== INPUT FOR THIS TASK ==
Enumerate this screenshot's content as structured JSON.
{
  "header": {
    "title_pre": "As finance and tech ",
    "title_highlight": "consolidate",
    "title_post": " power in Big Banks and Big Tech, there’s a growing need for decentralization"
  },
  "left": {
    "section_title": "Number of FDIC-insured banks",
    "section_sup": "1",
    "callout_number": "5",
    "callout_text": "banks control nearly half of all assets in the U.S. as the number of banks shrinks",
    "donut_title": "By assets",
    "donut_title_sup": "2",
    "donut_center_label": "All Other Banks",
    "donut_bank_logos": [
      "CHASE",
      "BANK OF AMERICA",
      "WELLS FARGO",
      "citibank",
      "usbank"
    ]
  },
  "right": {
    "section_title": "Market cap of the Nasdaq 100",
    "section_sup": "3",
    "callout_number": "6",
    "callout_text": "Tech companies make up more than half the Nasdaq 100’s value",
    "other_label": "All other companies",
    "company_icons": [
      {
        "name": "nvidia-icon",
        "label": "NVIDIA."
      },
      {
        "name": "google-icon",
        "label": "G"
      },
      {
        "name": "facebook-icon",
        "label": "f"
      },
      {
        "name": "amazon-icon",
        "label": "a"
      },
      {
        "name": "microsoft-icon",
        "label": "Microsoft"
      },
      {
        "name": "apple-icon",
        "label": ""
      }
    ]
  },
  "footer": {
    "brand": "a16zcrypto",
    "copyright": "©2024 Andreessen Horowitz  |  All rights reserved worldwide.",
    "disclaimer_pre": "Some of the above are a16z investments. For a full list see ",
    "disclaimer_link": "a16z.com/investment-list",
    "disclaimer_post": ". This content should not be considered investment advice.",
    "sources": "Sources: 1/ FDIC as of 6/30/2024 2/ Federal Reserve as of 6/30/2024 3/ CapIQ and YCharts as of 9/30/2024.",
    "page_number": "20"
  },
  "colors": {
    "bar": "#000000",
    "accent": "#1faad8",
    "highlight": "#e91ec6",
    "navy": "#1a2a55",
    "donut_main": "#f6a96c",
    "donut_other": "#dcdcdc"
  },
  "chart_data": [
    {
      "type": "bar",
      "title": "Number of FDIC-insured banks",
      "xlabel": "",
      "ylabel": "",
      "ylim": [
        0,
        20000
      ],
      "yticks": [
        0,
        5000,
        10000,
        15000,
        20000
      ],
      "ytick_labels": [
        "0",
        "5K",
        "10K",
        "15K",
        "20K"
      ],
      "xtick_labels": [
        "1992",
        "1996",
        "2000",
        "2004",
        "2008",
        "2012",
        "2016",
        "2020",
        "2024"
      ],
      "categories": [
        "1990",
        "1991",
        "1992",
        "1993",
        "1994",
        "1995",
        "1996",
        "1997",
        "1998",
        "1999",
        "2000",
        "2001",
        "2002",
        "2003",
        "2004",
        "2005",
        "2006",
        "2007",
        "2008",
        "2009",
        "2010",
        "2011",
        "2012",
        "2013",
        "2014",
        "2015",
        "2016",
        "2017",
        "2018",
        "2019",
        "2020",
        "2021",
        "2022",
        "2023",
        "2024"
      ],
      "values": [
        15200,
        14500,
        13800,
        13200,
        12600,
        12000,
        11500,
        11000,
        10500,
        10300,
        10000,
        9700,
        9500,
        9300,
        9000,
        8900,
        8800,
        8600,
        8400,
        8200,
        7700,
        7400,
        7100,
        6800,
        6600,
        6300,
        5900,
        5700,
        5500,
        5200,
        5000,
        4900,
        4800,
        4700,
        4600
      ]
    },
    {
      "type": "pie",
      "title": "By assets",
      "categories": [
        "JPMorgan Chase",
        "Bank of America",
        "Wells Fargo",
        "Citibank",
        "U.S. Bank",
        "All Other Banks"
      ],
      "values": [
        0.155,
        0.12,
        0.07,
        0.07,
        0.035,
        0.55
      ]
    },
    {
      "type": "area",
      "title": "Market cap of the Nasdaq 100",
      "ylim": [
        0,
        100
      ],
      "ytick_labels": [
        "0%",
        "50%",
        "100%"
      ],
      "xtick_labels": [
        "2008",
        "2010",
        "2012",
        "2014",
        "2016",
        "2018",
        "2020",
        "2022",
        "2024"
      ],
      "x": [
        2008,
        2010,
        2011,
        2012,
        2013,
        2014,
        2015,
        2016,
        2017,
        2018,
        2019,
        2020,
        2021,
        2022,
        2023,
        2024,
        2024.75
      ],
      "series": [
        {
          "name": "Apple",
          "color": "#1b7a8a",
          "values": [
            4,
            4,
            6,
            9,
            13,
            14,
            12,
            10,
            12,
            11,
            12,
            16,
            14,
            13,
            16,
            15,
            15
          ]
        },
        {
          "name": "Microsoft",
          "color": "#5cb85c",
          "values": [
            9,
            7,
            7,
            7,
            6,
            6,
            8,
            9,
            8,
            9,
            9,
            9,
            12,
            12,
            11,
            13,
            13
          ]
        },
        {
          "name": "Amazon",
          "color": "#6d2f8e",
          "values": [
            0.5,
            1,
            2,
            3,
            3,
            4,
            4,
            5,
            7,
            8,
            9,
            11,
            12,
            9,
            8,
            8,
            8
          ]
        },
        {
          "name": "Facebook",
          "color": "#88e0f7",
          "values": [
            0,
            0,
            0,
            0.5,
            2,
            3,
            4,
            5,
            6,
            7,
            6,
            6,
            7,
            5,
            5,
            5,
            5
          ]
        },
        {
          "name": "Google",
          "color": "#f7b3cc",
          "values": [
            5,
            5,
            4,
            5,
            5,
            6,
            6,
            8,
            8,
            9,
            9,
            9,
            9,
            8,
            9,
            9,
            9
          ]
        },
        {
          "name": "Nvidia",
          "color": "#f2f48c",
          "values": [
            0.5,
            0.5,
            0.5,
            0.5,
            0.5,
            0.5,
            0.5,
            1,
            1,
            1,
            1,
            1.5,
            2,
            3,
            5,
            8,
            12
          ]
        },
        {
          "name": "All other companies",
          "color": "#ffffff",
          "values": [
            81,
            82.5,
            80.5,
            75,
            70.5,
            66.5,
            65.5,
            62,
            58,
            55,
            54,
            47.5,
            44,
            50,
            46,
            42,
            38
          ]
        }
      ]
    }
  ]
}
===
* TASK STATEMENT *
Quote the entire listing above exactly.

* EXERCISE RESPONSE *
Enumerate this screenshot's content as structured JSON.
{
  "header": {
    "title_pre": "As finance and tech ",
    "title_highlight": "consolidate",
    "title_post": " power in Big Banks and Big Tech, there’s a growing need for decentralization"
  },
  "left": {
    "section_title": "Number of FDIC-insured banks",
    "section_sup": "1",
    "callout_number": "5",
    "callout_text": "banks control nearly half of all assets in the U.S. as the number of banks shrinks",
    "donut_title": "By assets",
    "donut_title_sup": "2",
    "donut_center_label": "All Other Banks",
    "donut_bank_logos": [
      "CHASE",
      "BANK OF AMERICA",
      "WELLS FARGO",
      "citibank",
      "usbank"
    ]
  },
  "right": {
    "section_title": "Market cap of the Nasdaq 100",
    "section_sup": "3",
    "callout_number": "6",
    "callout_text": "Tech companies make up more than half the Nasdaq 100’s value",
    "other_label": "All other companies",
    "company_icons": [
      {
        "name": "nvidia-icon",
        "label": "NVIDIA."
      },
      {
        "name": "google-icon",
        "label": "G"
      },
      {
        "name": "facebook-icon",
        "label": "f"
      },
      {
        "name": "amazon-icon",
        "label": "a"
      },
      {
        "name": "microsoft-icon",
        "label": "Microsoft"
      },
      {
        "name": "apple-icon",
        "label": ""
      }
    ]
  },
  "footer": {
    "brand": "a16zcrypto",
    "copyright": "©2024 Andreessen Horowitz  |  All rights reserved worldwide.",
    "disclaimer_pre": "Some of the above are a16z investments. For a full list see ",
    "disclaimer_link": "a16z.com/investment-list",
    "disclaimer_post": ". This content should not be considered investment advice.",
    "sources": "Sources: 1/ FDIC as of 6/30/2024 2/ Federal Reserve as of 6/30/2024 3/ CapIQ and YCharts as of 9/30/2024.",
    "page_number": "20"
  },
  "colors": {
    "bar": "#000000",
    "accent": "#1faad8",
    "highlight": "#e91ec6",
    "navy": "#1a2a55",
    "donut_main": "#f6a96c",
    "donut_other": "#dcdcdc"
  },
  "chart_data": [
    {
      "type": "bar",
      "title": "Number of FDIC-insured banks",
      "xlabel": "",
      "ylabel": "",
      "ylim": [
        0,
        20000
      ],
      "yticks": [
        0,
        5000,
        10000,
        15000,
        20000
      ],
      "ytick_labels": [
        "0",
        "5K",
        "10K",
        "15K",
        "20K"
      ],
      "xtick_labels": [
        "1992",
        "1996",
        "2000",
        "2004",
        "2008",
        "2012",
        "2016",
        "2020",
        "2024"
      ],
      "categories": [
        "1990",
        "1991",
        "1992",
        "1993",
        "1994",
        "1995",
        "1996",
        "1997",
        "1998",
        "1999",
        "2000",
        "2001",
        "2002",
        "2003",
        "2004",
        "2005",
        "2006",
        "2007",
        "2008",
        "2009",
        "2010",
        "2011",
        "2012",
        "2013",
        "2014",
        "2015",
        "2016",
        "2017",
        "2018",
        "2019",
        "2020",
        "2021",
        "2022",
        "2023",
        "2024"
      ],
      "values": [
        15200,
        14500,
        13800,
        13200,
        12600,
        12000,
        11500,
        11000,
        10500,
        10300,
        10000,
        9700,
        9500,
        9300,
        9000,
        8900,
        8800,
        8600,
        8400,
        8200,
        7700,
        7400,
        7100,
        6800,
        6600,
        6300,
        5900,
        5700,
        5500,
        5200,
        5000,
        4900,
        4800,
        4700,
        4600
      ]
    },
    {
      "type": "pie",
      "title": "By assets",
      "categories": [
        "JPMorgan Chase",
        "Bank of America",
        "Wells Fargo",
        "Citibank",
        "U.S. Bank",
        "All Other Banks"
      ],
      "values": [
        0.155,
        0.12,
        0.07,
        0.07,
        0.035,
        0.55
      ]
    },
    {
      "type": "area",
      "title": "Market cap of the Nasdaq 100",
      "ylim": [
        0,
        100
      ],
      "ytick_labels": [
        "0%",
        "50%",
        "100%"
      ],
      "xtick_labels": [
        "2008",
        "2010",
        "2012",
        "2014",
        "2016",
        "2018",
        "2020",
        "2022",
        "2024"
      ],
      "x": [
        2008,
        2010,
        2011,
        2012,
        2013,
        2014,
        2015,
        2016,
        2017,
        2018,
        2019,
        2020,
        2021,
        2022,
        2023,
        2024,
        2024.75
      ],
      "series": [
        {
          "name": "Apple",
          "color": "#1b7a8a",
          "values": [
            4,
            4,
            6,
            9,
            13,
            14,
            12,
            10,
            12,
            11,
            12,
            16,
            14,
            13,
            16,
            15,
            15
          ]
        },
        {
          "name": "Microsoft",
          "color": "#5cb85c",
          "values": [
            9,
            7,
            7,
            7,
            6,
            6,
            8,
            9,
            8,
            9,
            9,
            9,
            12,
            12,
            11,
            13,
            13
          ]
        },
        {
          "name": "Amazon",
          "color": "#6d2f8e",
          "values": [
            0.5,
            1,
            2,
            3,
            3,
            4,
            4,
            5,
            7,
            8,
            9,
            11,
            12,
            9,
            8,
            8,
            8
          ]
        },
        {
          "name": "Facebook",
          "color": "#88e0f7",
          "values": [
            0,
            0,
            0,
            0.5,
            2,
            3,
            4,
            5,
            6,
            7,
            6,
            6,
            7,
            5,
            5,
            5,
            5
          ]
        },
        {
          "name": "Google",
          "color": "#f7b3cc",
          "values": [
            5,
            5,
            4,
            5,
            5,
            6,
            6,
            8,
            8,
            9,
            9,
            9,
            9,
            8,
            9,
            9,
            9
          ]
        },
        {
          "name": "Nvidia",
          "color": "#f2f48c",
          "values": [
            0.5,
            0.5,
            0.5,
            0.5,
            0.5,
            0.5,
            0.5,
            1,
            1,
            1,
            1,
            1.5,
            2,
            3,
            5,
            8,
            12
          ]
        },
        {
          "name": "All other companies",
          "color": "#ffffff",
          "values": [
            81,
            82.5,
            80.5,
            75,
            70.5,
            66.5,
            65.5,
            62,
            58,
            55,
            54,
            47.5,
            44,
            50,
            46,
            42,
            38
          ]
        }
      ]
    }
  ]
}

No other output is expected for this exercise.